* **AIM**: Extract every line of the material below and reproduce it faithfully.

— START OF RECORD EXTRACTS —

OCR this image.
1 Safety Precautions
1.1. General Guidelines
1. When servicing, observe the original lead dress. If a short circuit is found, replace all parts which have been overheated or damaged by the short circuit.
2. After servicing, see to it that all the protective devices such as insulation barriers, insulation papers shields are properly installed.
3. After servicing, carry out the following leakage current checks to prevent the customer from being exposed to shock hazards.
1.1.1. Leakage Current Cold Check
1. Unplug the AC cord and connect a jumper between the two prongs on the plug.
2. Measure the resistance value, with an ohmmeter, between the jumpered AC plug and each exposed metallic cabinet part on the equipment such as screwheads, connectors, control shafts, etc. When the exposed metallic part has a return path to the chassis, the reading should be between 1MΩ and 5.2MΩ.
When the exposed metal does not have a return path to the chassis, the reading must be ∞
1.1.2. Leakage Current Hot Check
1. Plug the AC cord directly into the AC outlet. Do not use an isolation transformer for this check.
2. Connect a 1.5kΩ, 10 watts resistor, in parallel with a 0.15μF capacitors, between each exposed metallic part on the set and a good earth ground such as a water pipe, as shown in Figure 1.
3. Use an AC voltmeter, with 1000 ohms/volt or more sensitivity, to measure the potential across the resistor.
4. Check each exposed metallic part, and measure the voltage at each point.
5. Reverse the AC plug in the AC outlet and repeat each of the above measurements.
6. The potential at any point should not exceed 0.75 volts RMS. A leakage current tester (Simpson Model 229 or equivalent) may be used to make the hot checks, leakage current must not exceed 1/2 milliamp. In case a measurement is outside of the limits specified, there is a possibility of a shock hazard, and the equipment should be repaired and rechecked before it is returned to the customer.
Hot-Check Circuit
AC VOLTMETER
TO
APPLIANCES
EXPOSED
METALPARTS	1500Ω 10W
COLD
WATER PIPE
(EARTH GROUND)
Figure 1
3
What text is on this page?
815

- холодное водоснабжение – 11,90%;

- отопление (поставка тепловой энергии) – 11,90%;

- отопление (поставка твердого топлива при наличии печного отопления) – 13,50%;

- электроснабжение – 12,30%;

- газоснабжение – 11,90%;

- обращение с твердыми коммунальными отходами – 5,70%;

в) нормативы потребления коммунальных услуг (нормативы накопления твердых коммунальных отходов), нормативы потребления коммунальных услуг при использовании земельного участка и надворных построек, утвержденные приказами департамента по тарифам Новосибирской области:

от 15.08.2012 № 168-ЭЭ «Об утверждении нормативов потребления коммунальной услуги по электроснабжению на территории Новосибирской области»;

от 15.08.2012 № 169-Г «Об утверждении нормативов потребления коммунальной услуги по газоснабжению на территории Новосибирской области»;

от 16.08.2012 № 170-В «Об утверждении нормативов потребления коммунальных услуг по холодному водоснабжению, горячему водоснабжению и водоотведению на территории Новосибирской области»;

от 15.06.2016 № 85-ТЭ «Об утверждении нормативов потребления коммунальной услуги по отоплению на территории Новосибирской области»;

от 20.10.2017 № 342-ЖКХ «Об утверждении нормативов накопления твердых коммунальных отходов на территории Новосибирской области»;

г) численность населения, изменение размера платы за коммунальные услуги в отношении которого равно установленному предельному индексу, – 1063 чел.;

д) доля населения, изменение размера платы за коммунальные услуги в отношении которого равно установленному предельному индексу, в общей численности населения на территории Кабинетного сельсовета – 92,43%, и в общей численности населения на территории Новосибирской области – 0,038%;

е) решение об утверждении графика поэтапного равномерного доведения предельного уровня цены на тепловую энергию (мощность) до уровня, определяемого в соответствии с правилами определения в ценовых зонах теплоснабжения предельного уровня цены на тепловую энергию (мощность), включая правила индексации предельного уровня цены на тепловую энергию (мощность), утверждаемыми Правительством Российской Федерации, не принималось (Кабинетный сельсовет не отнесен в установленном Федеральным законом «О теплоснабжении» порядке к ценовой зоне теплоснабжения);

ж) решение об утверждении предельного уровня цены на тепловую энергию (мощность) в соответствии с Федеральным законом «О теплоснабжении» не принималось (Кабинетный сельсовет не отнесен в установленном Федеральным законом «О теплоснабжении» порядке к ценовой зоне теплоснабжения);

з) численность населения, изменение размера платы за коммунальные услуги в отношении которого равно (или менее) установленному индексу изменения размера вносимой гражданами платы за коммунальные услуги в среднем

— END OF RECORD EXTRACTS —

* **WRITTEN RESPONSE**:
OCR this image.
1 Safety Precautions
1.1. General Guidelines
1. When servicing, observe the original lead dress. If a short circuit is found, replace all parts which have been overheated or damaged by the short circuit.
2. After servicing, see to it that all the protective devices such as insulation barriers, insulation papers shields are properly installed.
3. After servicing, carry out the following leakage current checks to prevent the customer from being exposed to shock hazards.
1.1.1. Leakage Current Cold Check
1. Unplug the AC cord and connect a jumper between the two prongs on the plug.
2. Measure the resistance value, with an ohmmeter, between the jumpered AC plug and each exposed metallic cabinet part on the equipment such as screwheads, connectors, control shafts, etc. When the exposed metallic part has a return path to the chassis, the reading should be between 1MΩ and 5.2MΩ.
When the exposed metal does not have a return path to the chassis, the reading must be ∞
1.1.2. Leakage Current Hot Check
1. Plug the AC cord directly into the AC outlet. Do not use an isolation transformer for this check.
2. Connect a 1.5kΩ, 10 watts resistor, in parallel with a 0.15μF capacitors, between each exposed metallic part on the set and a good earth ground such as a water pipe, as shown in Figure 1.
3. Use an AC voltmeter, with 1000 ohms/volt or more sensitivity, to measure the potential across the resistor.
4. Check each exposed metallic part, and measure the voltage at each point.
5. Reverse the AC plug in the AC outlet and repeat each of the above measurements.
6. The potential at any point should not exceed 0.75 volts RMS. A leakage current tester (Simpson Model 229 or equivalent) may be used to make the hot checks, leakage current must not exceed 1/2 milliamp. In case a measurement is outside of the limits specified, there is a possibility of a shock hazard, and the equipment should be repaired and rechecked before it is returned to the customer.
Hot-Check Circuit
AC VOLTMETER
TO
APPLIANCES
EXPOSED
METALPARTS	1500Ω 10W
COLD
WATER PIPE
(EARTH GROUND)
Figure 1
3
What text is on this page?
815

- холодное водоснабжение – 11,90%;

- отопление (поставка тепловой энергии) – 11,90%;

- отопление (поставка твердого топлива при наличии печного отопления) – 13,50%;

- электроснабжение – 12,30%;

- газоснабжение – 11,90%;

- обращение с твердыми коммунальными отходами – 5,70%;

в) нормативы потребления коммунальных услуг (нормативы накопления твердых коммунальных отходов), нормативы потребления коммунальных услуг при использовании земельного участка и надворных построек, утвержденные приказами департамента по тарифам Новосибирской области:

от 15.08.2012 № 168-ЭЭ «Об утверждении нормативов потребления коммунальной услуги по электроснабжению на территории Новосибирской области»;

от 15.08.2012 № 169-Г «Об утверждении нормативов потребления коммунальной услуги по газоснабжению на территории Новосибирской области»;

от 16.08.2012 № 170-В «Об утверждении нормативов потребления коммунальных услуг по холодному водоснабжению, горячему водоснабжению и водоотведению на территории Новосибирской области»;

от 15.06.2016 № 85-ТЭ «Об утверждении нормативов потребления коммунальной услуги по отоплению на территории Новосибирской области»;

от 20.10.2017 № 342-ЖКХ «Об утверждении нормативов накопления твердых коммунальных отходов на территории Новосибирской области»;

г) численность населения, изменение размера платы за коммунальные услуги в отношении которого равно установленному предельному индексу, – 1063 чел.;

д) доля населения, изменение размера платы за коммунальные услуги в отношении которого равно установленному предельному индексу, в общей численности населения на территории Кабинетного сельсовета – 92,43%, и в общей численности населения на территории Новосибирской области – 0,038%;

е) решение об утверждении графика поэтапного равномерного доведения предельного уровня цены на тепловую энергию (мощность) до уровня, определяемого в соответствии с правилами определения в ценовых зонах теплоснабжения предельного уровня цены на тепловую энергию (мощность), включая правила индексации предельного уровня цены на тепловую энергию (мощность), утверждаемыми Правительством Российской Федерации, не принималось (Кабинетный сельсовет не отнесен в установленном Федеральным законом «О теплоснабжении» порядке к ценовой зоне теплоснабжения);

ж) решение об утверждении предельного уровня цены на тепловую энергию (мощность) в соответствии с Федеральным законом «О теплоснабжении» не принималось (Кабинетный сельсовет не отнесен в установленном Федеральным законом «О теплоснабжении» порядке к ценовой зоне теплоснабжения);

з) численность населения, изменение размера платы за коммунальные услуги в отношении которого равно (или менее) установленному индексу изменения размера вносимой гражданами платы за коммунальные услуги в среднем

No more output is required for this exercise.